EXERCISE BRIEF:
Leave out the pictures and repeat the rest of the material exactly.

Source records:
+--

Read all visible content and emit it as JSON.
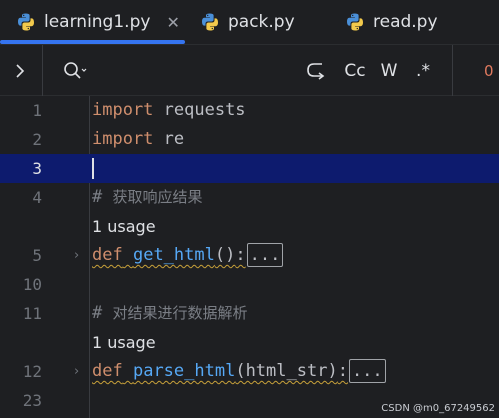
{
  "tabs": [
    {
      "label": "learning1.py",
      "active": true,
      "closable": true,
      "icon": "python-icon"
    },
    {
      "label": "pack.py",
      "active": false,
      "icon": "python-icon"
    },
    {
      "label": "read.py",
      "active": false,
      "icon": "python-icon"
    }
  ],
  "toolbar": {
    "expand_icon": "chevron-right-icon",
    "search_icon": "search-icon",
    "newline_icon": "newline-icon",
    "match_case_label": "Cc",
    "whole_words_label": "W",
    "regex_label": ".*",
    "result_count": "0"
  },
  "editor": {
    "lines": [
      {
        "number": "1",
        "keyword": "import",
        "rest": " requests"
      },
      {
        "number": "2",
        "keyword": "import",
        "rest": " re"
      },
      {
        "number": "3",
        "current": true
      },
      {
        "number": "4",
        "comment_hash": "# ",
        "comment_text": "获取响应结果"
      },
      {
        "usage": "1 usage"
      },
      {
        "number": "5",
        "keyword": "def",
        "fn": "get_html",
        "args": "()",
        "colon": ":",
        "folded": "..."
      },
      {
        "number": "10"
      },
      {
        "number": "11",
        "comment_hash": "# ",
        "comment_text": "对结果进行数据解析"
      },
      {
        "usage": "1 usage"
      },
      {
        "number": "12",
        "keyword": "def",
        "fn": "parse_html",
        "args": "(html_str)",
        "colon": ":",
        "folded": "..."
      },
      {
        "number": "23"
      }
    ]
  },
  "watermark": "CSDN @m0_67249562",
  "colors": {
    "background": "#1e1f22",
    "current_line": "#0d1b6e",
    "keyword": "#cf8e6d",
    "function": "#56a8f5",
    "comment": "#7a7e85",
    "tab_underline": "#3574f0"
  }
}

+--

FULL ANSWER:
Read all visible content and emit it as JSON.
{
  "tabs": [
    {
      "label": "learning1.py",
      "active": true,
      "closable": true,
      "icon": "python-icon"
    },
    {
      "label": "pack.py",
      "active": false,
      "icon": "python-icon"
    },
    {
      "label": "read.py",
      "active": false,
      "icon": "python-icon"
    }
  ],
  "toolbar": {
    "expand_icon": "chevron-right-icon",
    "search_icon": "search-icon",
    "newline_icon": "newline-icon",
    "match_case_label": "Cc",
    "whole_words_label": "W",
    "regex_label": ".*",
    "result_count": "0"
  },
  "editor": {
    "lines": [
      {
        "number": "1",
        "keyword": "import",
        "rest": " requests"
      },
      {
        "number": "2",
        "keyword": "import",
        "rest": " re"
      },
      {
        "number": "3",
        "current": true
      },
      {
        "number": "4",
        "comment_hash": "# ",
        "comment_text": "获取响应结果"
      },
      {
        "usage": "1 usage"
      },
      {
        "number": "5",
        "keyword": "def",
        "fn": "get_html",
        "args": "()",
        "colon": ":",
        "folded": "..."
      },
      {
        "number": "10"
      },
      {
        "number": "11",
        "comment_hash": "# ",
        "comment_text": "对结果进行数据解析"
      },
      {
        "usage": "1 usage"
      },
      {
        "number": "12",
        "keyword": "def",
        "fn": "parse_html",
        "args": "(html_str)",
        "colon": ":",
        "folded": "..."
      },
      {
        "number": "23"
      }
    ]
  },
  "watermark": "CSDN @m0_67249562",
  "colors": {
    "background": "#1e1f22",
    "current_line": "#0d1b6e",
    "keyword": "#cf8e6d",
    "function": "#56a8f5",
    "comment": "#7a7e85",
    "tab_underline": "#3574f0"
  }
}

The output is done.